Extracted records
◆ ◆ ◆

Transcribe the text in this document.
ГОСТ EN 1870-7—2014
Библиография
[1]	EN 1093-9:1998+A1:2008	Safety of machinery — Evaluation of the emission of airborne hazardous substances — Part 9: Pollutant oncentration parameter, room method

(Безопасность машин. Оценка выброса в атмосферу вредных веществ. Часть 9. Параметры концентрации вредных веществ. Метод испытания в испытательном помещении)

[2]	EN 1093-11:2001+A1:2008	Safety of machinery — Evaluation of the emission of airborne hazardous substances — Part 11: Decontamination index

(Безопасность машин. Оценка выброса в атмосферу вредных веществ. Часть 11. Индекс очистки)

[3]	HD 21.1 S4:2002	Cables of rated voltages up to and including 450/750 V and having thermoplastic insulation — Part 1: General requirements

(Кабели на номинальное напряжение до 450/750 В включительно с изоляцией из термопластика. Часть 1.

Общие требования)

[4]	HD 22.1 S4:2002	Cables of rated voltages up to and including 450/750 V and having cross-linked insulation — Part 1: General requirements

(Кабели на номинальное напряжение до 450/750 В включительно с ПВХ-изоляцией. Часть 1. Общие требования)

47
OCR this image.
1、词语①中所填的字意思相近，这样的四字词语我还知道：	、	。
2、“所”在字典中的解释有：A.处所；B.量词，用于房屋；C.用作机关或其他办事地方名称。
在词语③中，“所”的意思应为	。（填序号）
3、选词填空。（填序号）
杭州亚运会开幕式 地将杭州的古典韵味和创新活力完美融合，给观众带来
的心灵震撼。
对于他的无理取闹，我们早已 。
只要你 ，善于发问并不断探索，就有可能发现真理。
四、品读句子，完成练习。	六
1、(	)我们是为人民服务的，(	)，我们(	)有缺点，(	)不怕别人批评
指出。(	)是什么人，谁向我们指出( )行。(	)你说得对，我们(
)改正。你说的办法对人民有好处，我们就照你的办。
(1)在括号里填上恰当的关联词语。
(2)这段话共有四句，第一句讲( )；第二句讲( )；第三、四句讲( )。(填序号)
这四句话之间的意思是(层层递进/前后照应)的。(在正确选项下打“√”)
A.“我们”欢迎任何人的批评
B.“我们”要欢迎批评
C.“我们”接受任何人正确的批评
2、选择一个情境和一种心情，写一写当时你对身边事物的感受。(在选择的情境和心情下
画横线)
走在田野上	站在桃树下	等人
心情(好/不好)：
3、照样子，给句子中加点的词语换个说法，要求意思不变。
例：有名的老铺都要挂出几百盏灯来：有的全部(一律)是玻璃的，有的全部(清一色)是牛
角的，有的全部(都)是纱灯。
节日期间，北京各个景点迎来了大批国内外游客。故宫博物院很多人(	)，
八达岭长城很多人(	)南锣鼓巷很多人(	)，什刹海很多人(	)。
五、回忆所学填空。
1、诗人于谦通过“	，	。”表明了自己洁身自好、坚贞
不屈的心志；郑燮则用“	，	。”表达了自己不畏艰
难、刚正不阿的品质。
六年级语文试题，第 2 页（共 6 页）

◆ ◆ ◆

▸ Exercise requirements
Print the records once more, exactly as they were given.

▸ Finished task
Transcribe the text in this document.
ГОСТ EN 1870-7—2014
Библиография
[1]	EN 1093-9:1998+A1:2008	Safety of machinery — Evaluation of the emission of airborne hazardous substances — Part 9: Pollutant oncentration parameter, room method

(Безопасность машин. Оценка выброса в атмосферу вредных веществ. Часть 9. Параметры концентрации вредных веществ. Метод испытания в испытательном помещении)

[2]	EN 1093-11:2001+A1:2008	Safety of machinery — Evaluation of the emission of airborne hazardous substances — Part 11: Decontamination index

(Безопасность машин. Оценка выброса в атмосферу вредных веществ. Часть 11. Индекс очистки)

[3]	HD 21.1 S4:2002	Cables of rated voltages up to and including 450/750 V and having thermoplastic insulation — Part 1: General requirements

(Кабели на номинальное напряжение до 450/750 В включительно с изоляцией из термопластика. Часть 1.

Общие требования)

[4]	HD 22.1 S4:2002	Cables of rated voltages up to and including 450/750 V and having cross-linked insulation — Part 1: General requirements

(Кабели на номинальное напряжение до 450/750 В включительно с ПВХ-изоляцией. Часть 1. Общие требования)

47
OCR this image.
1、词语①中所填的字意思相近，这样的四字词语我还知道：	、	。
2、“所”在字典中的解释有：A.处所；B.量词，用于房屋；C.用作机关或其他办事地方名称。
在词语③中，“所”的意思应为	。（填序号）
3、选词填空。（填序号）
杭州亚运会开幕式 地将杭州的古典韵味和创新活力完美融合，给观众带来
的心灵震撼。
对于他的无理取闹，我们早已 。
只要你 ，善于发问并不断探索，就有可能发现真理。
四、品读句子，完成练习。	六
1、(	)我们是为人民服务的，(	)，我们(	)有缺点，(	)不怕别人批评
指出。(	)是什么人，谁向我们指出( )行。(	)你说得对，我们(
)改正。你说的办法对人民有好处，我们就照你的办。
(1)在括号里填上恰当的关联词语。
(2)这段话共有四句，第一句讲( )；第二句讲( )；第三、四句讲( )。(填序号)
这四句话之间的意思是(层层递进/前后照应)的。(在正确选项下打“√”)
A.“我们”欢迎任何人的批评
B.“我们”要欢迎批评
C.“我们”接受任何人正确的批评
2、选择一个情境和一种心情，写一写当时你对身边事物的感受。(在选择的情境和心情下
画横线)
走在田野上	站在桃树下	等人
心情(好/不好)：
3、照样子，给句子中加点的词语换个说法，要求意思不变。
例：有名的老铺都要挂出几百盏灯来：有的全部(一律)是玻璃的，有的全部(清一色)是牛
角的，有的全部(都)是纱灯。
节日期间，北京各个景点迎来了大批国内外游客。故宫博物院很多人(	)，
八达岭长城很多人(	)南锣鼓巷很多人(	)，什刹海很多人(	)。
五、回忆所学填空。
1、诗人于谦通过“	，	。”表明了自己洁身自好、坚贞
不屈的心志；郑燮则用“	，	。”表达了自己不畏艰
难、刚正不阿的品质。
六年级语文试题，第 2 页（共 6 页）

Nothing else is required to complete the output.